◆ What is required ◆
Tally every line of the listing below that holds "JSON", then give the tally alone.

Data tied to figure images
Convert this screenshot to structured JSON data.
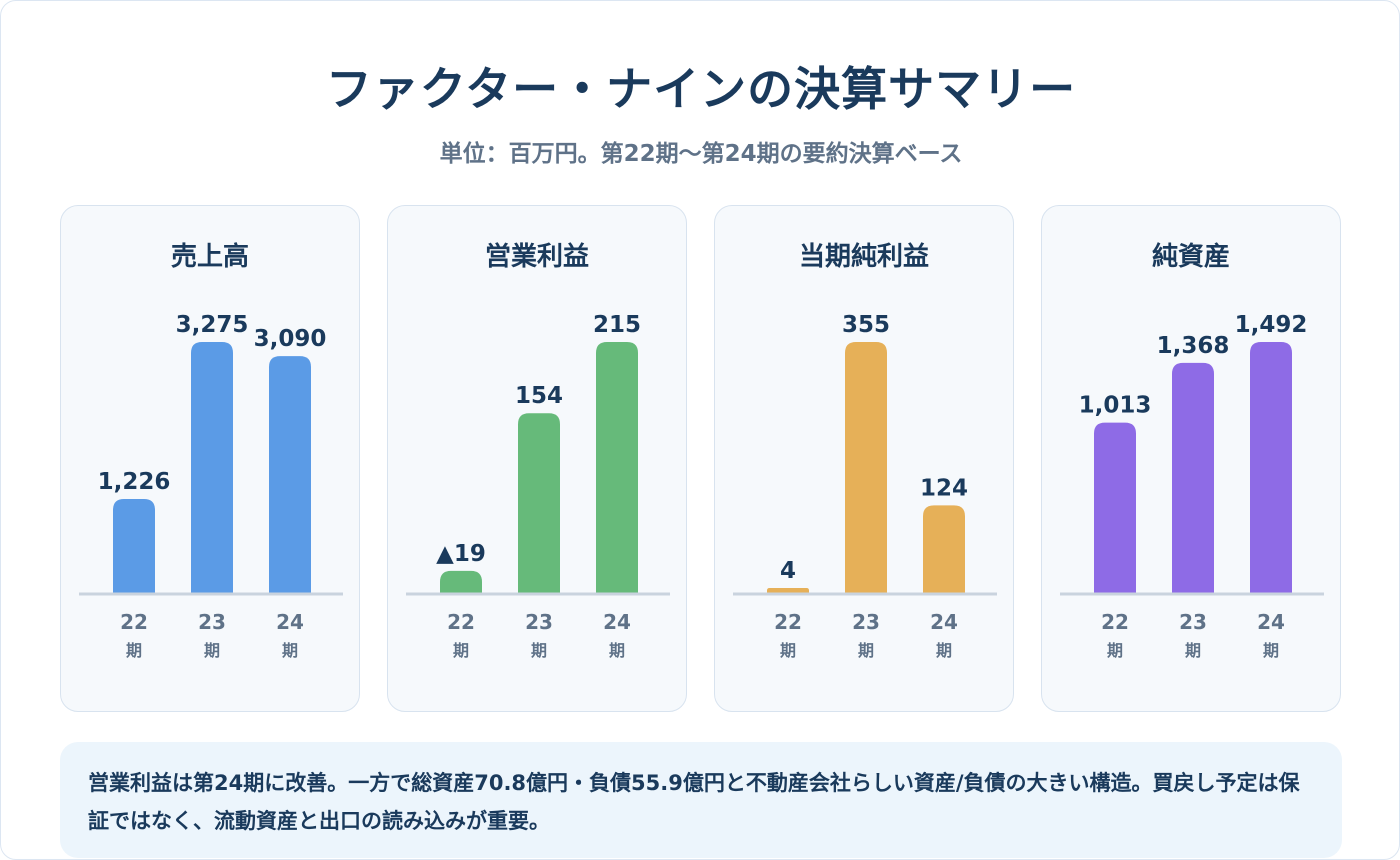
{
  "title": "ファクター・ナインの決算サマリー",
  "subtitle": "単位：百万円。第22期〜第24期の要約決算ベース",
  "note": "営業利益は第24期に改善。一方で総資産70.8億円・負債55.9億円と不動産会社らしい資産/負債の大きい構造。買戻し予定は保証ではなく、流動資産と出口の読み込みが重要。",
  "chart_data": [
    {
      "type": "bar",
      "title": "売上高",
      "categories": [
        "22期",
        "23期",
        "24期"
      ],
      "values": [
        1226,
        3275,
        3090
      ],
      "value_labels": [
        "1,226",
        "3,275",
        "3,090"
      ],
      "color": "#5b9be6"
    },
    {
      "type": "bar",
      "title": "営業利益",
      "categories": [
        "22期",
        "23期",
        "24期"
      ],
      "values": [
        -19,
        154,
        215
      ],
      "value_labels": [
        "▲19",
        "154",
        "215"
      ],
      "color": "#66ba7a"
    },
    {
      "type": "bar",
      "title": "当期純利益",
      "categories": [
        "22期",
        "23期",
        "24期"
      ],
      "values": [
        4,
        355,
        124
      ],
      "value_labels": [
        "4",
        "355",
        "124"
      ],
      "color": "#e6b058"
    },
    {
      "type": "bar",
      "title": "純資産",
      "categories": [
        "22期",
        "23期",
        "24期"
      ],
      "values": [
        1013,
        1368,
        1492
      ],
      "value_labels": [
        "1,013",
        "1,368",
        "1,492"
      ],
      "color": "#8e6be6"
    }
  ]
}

...

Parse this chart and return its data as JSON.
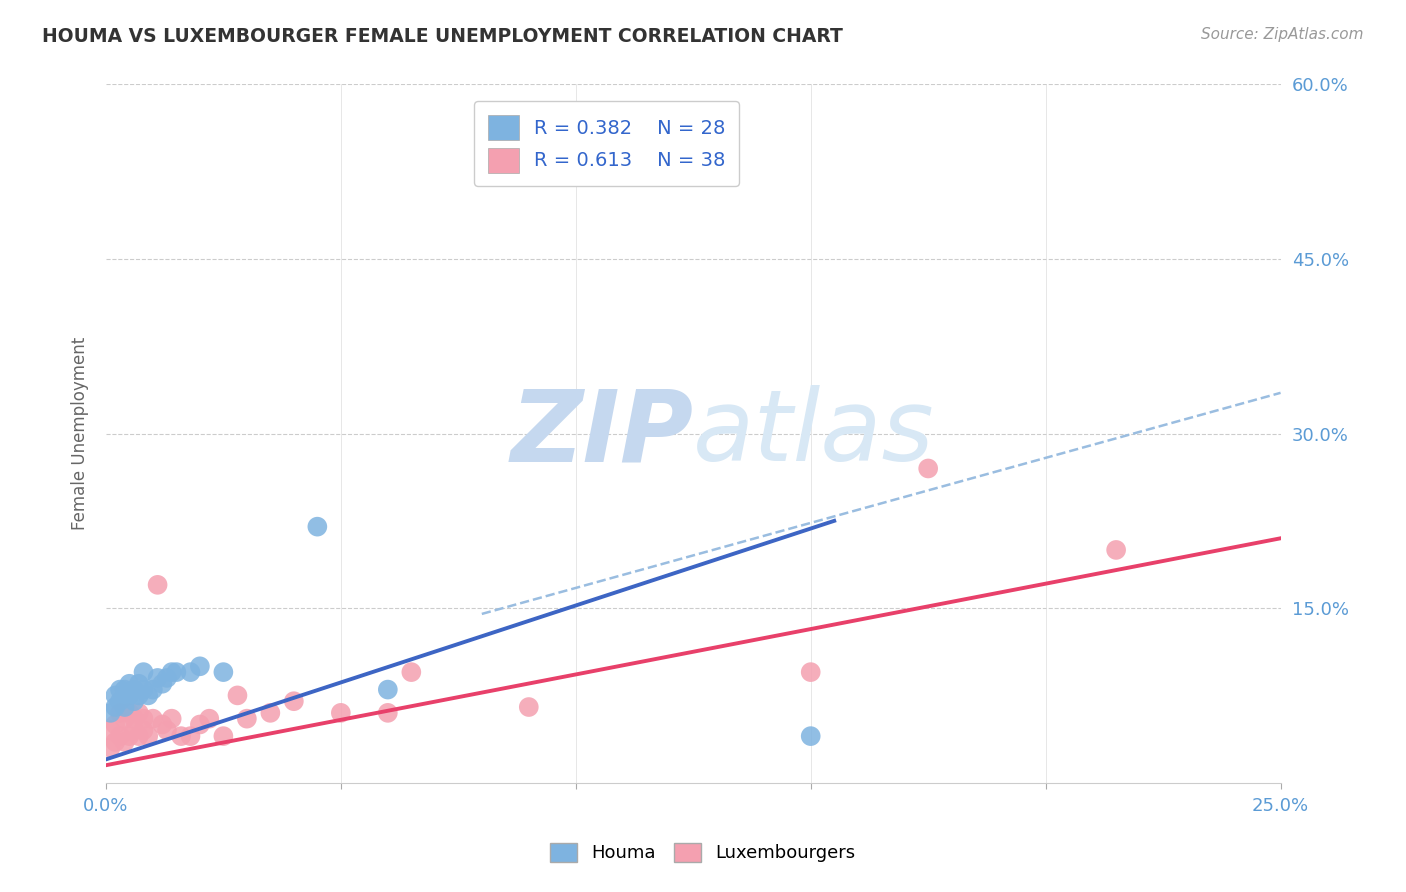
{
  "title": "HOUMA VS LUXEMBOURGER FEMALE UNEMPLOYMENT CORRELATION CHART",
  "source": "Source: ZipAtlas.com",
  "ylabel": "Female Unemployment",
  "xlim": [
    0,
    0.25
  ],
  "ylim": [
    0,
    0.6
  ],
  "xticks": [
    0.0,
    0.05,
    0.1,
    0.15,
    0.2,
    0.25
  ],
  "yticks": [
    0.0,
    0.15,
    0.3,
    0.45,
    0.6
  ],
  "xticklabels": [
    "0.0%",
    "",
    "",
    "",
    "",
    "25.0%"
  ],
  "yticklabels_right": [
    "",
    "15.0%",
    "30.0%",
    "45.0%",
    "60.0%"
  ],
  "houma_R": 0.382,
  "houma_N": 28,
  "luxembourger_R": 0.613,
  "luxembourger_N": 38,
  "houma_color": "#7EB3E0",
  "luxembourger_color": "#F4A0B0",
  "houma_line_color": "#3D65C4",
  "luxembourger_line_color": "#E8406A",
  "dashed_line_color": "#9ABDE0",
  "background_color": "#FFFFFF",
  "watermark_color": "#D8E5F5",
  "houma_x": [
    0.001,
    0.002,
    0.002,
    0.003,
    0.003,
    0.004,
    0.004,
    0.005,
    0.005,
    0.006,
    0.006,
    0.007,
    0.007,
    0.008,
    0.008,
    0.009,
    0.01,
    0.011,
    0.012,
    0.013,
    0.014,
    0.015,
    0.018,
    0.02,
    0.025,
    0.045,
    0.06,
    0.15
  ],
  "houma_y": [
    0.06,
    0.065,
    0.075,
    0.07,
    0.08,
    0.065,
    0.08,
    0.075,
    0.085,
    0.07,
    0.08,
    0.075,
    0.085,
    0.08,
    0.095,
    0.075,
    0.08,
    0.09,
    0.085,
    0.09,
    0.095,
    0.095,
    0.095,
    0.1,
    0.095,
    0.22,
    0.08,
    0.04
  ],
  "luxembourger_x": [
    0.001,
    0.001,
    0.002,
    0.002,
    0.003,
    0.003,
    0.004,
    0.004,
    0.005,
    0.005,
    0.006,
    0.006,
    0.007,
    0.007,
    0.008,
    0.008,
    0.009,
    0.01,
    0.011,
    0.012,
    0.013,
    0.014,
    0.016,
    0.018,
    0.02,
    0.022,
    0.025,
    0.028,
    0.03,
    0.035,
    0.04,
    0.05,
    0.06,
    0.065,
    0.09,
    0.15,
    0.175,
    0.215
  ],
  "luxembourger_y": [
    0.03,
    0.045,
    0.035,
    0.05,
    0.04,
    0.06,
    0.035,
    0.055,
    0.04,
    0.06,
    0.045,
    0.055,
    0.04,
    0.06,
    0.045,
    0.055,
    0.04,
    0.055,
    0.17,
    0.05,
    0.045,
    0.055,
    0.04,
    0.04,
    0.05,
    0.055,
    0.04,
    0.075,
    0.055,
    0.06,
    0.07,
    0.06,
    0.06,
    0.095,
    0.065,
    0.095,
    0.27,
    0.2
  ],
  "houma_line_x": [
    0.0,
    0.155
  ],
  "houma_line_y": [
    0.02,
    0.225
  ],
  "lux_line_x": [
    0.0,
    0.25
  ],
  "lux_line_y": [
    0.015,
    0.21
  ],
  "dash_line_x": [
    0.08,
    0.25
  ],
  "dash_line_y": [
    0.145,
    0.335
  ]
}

◆ Answer to the task ◆
2